** Dataset excerpts **
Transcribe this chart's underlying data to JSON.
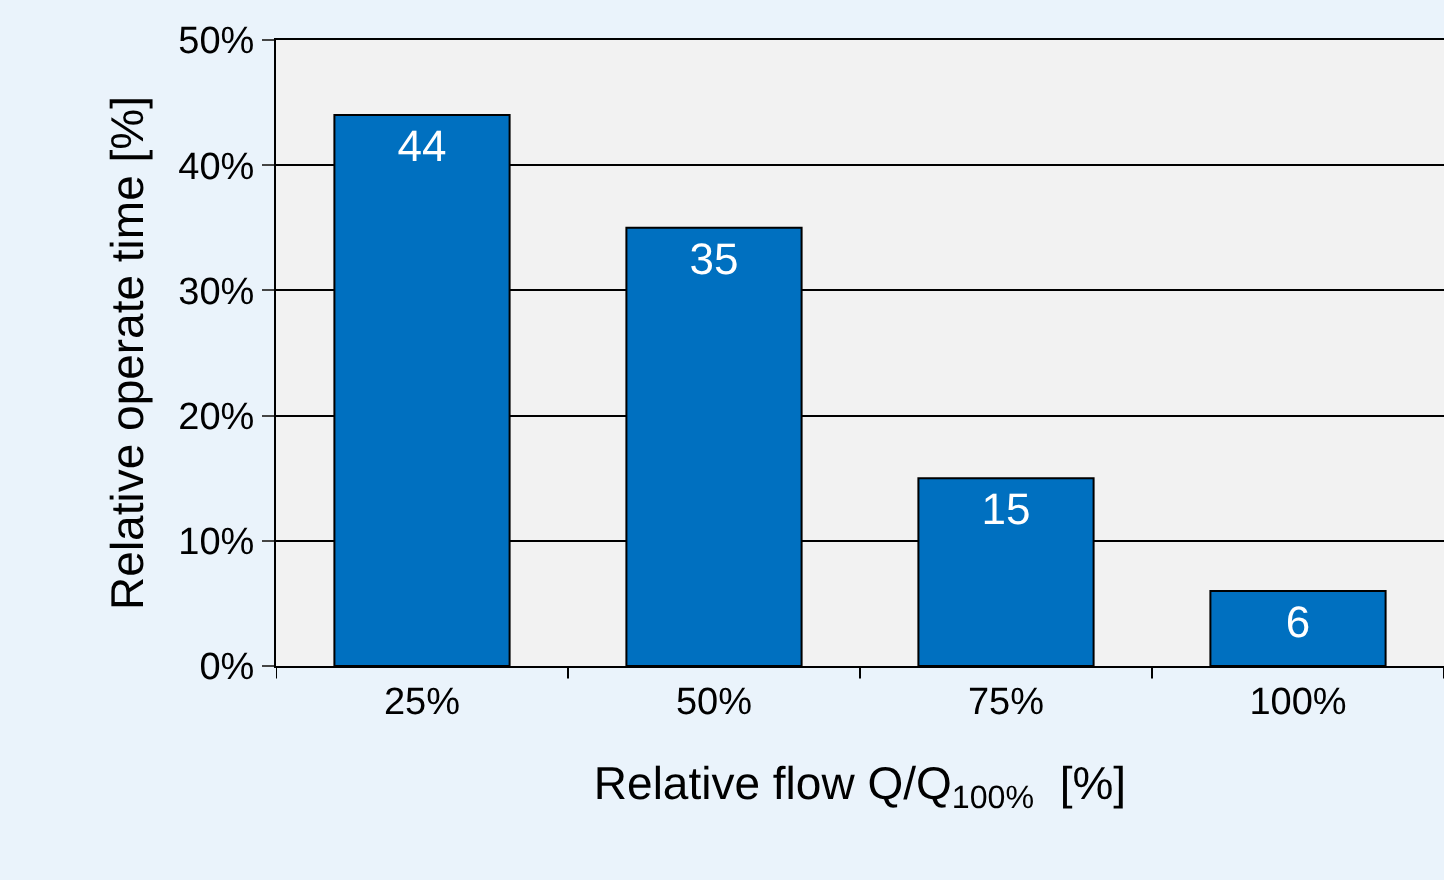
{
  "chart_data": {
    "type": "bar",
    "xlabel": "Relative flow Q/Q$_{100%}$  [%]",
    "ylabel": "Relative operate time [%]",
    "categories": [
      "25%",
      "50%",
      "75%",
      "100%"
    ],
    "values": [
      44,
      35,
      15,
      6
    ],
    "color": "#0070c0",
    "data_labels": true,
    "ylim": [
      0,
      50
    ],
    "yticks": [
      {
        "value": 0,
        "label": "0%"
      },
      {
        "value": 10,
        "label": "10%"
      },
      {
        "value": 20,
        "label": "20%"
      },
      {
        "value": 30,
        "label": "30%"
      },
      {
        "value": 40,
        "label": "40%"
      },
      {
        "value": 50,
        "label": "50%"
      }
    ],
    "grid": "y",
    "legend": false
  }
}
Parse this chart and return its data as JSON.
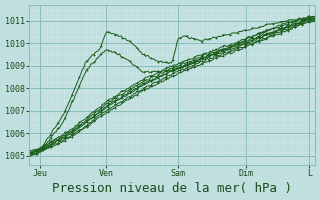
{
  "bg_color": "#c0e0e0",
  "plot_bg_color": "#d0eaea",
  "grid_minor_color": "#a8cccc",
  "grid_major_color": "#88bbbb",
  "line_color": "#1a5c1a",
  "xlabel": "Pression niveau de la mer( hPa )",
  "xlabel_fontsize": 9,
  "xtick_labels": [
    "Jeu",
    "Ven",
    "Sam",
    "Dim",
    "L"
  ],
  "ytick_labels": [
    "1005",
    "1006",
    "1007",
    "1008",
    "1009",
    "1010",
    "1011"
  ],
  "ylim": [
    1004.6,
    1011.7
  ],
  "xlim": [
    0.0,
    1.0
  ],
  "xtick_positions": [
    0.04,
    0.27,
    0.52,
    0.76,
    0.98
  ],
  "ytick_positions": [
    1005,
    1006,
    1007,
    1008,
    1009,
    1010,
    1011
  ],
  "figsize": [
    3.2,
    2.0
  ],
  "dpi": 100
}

** Task details **
Check each line of the records for the string "Relative" and state how many lines contain it. Give only the number.

** Reply to the task **
2